* _SHORT EXERCISE_: Filter the entries and keep only the lines where the string "스테레오" appears.

(A block of data)
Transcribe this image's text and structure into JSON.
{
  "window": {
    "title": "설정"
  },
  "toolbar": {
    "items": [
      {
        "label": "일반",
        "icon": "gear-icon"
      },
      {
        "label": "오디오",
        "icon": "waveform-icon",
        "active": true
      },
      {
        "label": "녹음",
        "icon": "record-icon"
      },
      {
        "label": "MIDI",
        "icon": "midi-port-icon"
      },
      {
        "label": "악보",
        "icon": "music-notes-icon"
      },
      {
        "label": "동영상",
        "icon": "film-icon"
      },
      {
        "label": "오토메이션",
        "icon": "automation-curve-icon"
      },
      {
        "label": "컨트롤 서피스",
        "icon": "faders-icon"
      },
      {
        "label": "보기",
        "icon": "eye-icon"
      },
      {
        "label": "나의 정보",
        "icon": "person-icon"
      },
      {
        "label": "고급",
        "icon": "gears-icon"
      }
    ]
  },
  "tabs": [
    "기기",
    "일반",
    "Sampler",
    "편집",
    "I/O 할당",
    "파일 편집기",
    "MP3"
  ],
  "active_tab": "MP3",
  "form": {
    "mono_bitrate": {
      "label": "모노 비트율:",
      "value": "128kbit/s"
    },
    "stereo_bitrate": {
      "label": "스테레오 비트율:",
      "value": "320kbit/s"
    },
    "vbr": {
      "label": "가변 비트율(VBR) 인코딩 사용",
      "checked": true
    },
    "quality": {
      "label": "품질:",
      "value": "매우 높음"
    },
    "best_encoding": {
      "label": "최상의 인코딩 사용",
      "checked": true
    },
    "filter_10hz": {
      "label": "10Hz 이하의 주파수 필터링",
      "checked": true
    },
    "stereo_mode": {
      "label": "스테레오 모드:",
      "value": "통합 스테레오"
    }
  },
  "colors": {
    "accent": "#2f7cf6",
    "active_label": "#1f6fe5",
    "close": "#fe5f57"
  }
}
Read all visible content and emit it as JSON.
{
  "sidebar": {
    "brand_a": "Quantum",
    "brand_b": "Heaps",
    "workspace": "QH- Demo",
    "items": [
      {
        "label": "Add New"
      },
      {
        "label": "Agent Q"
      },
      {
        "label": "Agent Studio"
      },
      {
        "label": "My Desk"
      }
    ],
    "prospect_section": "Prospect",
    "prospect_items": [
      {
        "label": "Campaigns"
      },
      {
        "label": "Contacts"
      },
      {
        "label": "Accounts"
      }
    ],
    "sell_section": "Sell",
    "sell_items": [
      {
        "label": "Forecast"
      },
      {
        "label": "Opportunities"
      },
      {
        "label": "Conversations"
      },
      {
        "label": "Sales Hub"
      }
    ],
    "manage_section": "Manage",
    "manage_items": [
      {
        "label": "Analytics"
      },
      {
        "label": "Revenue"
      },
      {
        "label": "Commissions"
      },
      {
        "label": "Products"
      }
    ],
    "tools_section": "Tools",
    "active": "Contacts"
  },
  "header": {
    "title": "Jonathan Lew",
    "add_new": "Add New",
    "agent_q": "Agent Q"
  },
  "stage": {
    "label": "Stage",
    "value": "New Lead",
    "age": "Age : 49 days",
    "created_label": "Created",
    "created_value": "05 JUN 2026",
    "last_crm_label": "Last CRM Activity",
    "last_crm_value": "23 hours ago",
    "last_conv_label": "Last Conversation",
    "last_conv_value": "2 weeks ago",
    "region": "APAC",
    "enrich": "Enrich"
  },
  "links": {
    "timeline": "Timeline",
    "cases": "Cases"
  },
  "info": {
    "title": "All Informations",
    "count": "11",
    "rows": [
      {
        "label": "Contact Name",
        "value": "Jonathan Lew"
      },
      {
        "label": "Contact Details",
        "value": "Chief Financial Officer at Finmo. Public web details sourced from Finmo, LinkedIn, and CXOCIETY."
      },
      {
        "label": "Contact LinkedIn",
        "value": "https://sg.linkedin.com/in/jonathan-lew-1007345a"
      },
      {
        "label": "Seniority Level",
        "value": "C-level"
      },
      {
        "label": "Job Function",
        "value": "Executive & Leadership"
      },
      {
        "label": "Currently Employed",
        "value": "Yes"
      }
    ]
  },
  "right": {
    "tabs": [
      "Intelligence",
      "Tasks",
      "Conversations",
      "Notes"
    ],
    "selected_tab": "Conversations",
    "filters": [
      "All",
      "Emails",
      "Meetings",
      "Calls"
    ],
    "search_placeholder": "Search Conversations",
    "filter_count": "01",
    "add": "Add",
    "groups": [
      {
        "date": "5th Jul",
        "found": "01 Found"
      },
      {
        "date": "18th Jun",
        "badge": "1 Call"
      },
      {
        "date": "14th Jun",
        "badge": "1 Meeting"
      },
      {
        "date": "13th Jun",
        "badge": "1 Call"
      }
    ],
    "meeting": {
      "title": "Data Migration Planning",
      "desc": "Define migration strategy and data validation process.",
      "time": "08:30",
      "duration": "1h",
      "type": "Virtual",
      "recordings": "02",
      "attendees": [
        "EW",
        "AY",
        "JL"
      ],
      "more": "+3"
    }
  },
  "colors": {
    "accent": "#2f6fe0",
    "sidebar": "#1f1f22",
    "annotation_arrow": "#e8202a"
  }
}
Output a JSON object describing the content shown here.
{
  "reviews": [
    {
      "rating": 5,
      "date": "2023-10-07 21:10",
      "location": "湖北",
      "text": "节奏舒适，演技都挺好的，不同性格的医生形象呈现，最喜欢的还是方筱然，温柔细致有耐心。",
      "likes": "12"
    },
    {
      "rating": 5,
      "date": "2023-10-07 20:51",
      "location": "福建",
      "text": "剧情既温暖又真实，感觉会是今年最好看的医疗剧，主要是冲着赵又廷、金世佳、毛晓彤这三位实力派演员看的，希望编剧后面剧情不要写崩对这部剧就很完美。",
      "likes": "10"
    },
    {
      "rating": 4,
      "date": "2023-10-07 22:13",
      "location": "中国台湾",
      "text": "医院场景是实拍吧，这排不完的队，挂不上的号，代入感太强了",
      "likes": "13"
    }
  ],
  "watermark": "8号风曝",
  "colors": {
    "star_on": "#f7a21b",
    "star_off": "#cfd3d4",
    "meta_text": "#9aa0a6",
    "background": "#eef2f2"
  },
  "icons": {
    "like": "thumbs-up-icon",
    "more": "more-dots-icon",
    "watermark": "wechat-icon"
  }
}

* _SOLUTION FOR THIS TASK_:
      "label": "스테레오 비트율:",
      "label": "스테레오 모드:",
      "value": "통합 스테레오"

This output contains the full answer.